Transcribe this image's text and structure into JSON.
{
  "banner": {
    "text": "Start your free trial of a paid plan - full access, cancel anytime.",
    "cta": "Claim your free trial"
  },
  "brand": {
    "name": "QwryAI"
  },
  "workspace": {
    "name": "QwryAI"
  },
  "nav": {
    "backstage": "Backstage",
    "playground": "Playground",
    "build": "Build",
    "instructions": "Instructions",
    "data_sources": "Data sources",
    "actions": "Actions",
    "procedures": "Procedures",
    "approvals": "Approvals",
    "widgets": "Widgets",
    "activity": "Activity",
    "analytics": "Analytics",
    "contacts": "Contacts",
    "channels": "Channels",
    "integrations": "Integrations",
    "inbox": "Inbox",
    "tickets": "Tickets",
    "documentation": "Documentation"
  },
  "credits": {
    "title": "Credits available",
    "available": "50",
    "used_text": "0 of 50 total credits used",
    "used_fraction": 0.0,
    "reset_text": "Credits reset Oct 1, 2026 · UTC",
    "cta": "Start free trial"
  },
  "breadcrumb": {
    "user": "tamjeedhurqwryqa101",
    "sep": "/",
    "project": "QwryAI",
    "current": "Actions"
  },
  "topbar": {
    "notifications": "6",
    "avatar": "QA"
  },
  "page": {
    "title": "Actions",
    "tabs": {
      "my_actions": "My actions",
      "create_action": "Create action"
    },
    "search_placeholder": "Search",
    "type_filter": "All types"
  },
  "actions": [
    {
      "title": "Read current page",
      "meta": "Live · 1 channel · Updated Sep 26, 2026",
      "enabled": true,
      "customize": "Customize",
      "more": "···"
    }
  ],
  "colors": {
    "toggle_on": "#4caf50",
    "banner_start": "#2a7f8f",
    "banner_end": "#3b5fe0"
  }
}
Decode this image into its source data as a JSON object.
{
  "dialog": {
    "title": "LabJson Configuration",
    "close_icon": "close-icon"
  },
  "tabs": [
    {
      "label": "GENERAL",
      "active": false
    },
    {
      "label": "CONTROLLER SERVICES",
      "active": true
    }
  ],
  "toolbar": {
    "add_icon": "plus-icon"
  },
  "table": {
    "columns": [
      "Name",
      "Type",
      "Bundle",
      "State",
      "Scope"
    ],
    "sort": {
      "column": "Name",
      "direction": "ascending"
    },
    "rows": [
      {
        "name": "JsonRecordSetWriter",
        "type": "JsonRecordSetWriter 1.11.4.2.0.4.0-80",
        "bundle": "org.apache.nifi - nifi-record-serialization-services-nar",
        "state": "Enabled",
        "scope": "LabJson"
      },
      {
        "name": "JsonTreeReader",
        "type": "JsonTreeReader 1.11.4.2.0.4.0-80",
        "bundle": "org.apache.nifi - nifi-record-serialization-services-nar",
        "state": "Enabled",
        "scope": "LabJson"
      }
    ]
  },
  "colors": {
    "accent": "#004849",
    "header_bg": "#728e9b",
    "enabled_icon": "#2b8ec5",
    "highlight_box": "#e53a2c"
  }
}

PROBLEM REQUIREMENTS: Exactly as shown above, return every record.

SOLVED PROBLEM:
Transcribe this image's text and structure into JSON.
{
  "banner": {
    "text": "Start your free trial of a paid plan - full access, cancel anytime.",
    "cta": "Claim your free trial"
  },
  "brand": {
    "name": "QwryAI"
  },
  "workspace": {
    "name": "QwryAI"
  },
  "nav": {
    "backstage": "Backstage",
    "playground": "Playground",
    "build": "Build",
    "instructions": "Instructions",
    "data_sources": "Data sources",
    "actions": "Actions",
    "procedures": "Procedures",
    "approvals": "Approvals",
    "widgets": "Widgets",
    "activity": "Activity",
    "analytics": "Analytics",
    "contacts": "Contacts",
    "channels": "Channels",
    "integrations": "Integrations",
    "inbox": "Inbox",
    "tickets": "Tickets",
    "documentation": "Documentation"
  },
  "credits": {
    "title": "Credits available",
    "available": "50",
    "used_text": "0 of 50 total credits used",
    "used_fraction": 0.0,
    "reset_text": "Credits reset Oct 1, 2026 · UTC",
    "cta": "Start free trial"
  },
  "breadcrumb": {
    "user": "tamjeedhurqwryqa101",
    "sep": "/",
    "project": "QwryAI",
    "current": "Actions"
  },
  "topbar": {
    "notifications": "6",
    "avatar": "QA"
  },
  "page": {
    "title": "Actions",
    "tabs": {
      "my_actions": "My actions",
      "create_action": "Create action"
    },
    "search_placeholder": "Search",
    "type_filter": "All types"
  },
  "actions": [
    {
      "title": "Read current page",
      "meta": "Live · 1 channel · Updated Sep 26, 2026",
      "enabled": true,
      "customize": "Customize",
      "more": "···"
    }
  ],
  "colors": {
    "toggle_on": "#4caf50",
    "banner_start": "#2a7f8f",
    "banner_end": "#3b5fe0"
  }
}
Decode this image into its source data as a JSON object.
{
  "dialog": {
    "title": "LabJson Configuration",
    "close_icon": "close-icon"
  },
  "tabs": [
    {
      "label": "GENERAL",
      "active": false
    },
    {
      "label": "CONTROLLER SERVICES",
      "active": true
    }
  ],
  "toolbar": {
    "add_icon": "plus-icon"
  },
  "table": {
    "columns": [
      "Name",
      "Type",
      "Bundle",
      "State",
      "Scope"
    ],
    "sort": {
      "column": "Name",
      "direction": "ascending"
    },
    "rows": [
      {
        "name": "JsonRecordSetWriter",
        "type": "JsonRecordSetWriter 1.11.4.2.0.4.0-80",
        "bundle": "org.apache.nifi - nifi-record-serialization-services-nar",
        "state": "Enabled",
        "scope": "LabJson"
      },
      {
        "name": "JsonTreeReader",
        "type": "JsonTreeReader 1.11.4.2.0.4.0-80",
        "bundle": "org.apache.nifi - nifi-record-serialization-services-nar",
        "state": "Enabled",
        "scope": "LabJson"
      }
    ]
  },
  "colors": {
    "accent": "#004849",
    "header_bg": "#728e9b",
    "enabled_icon": "#2b8ec5",
    "highlight_box": "#e53a2c"
  }
}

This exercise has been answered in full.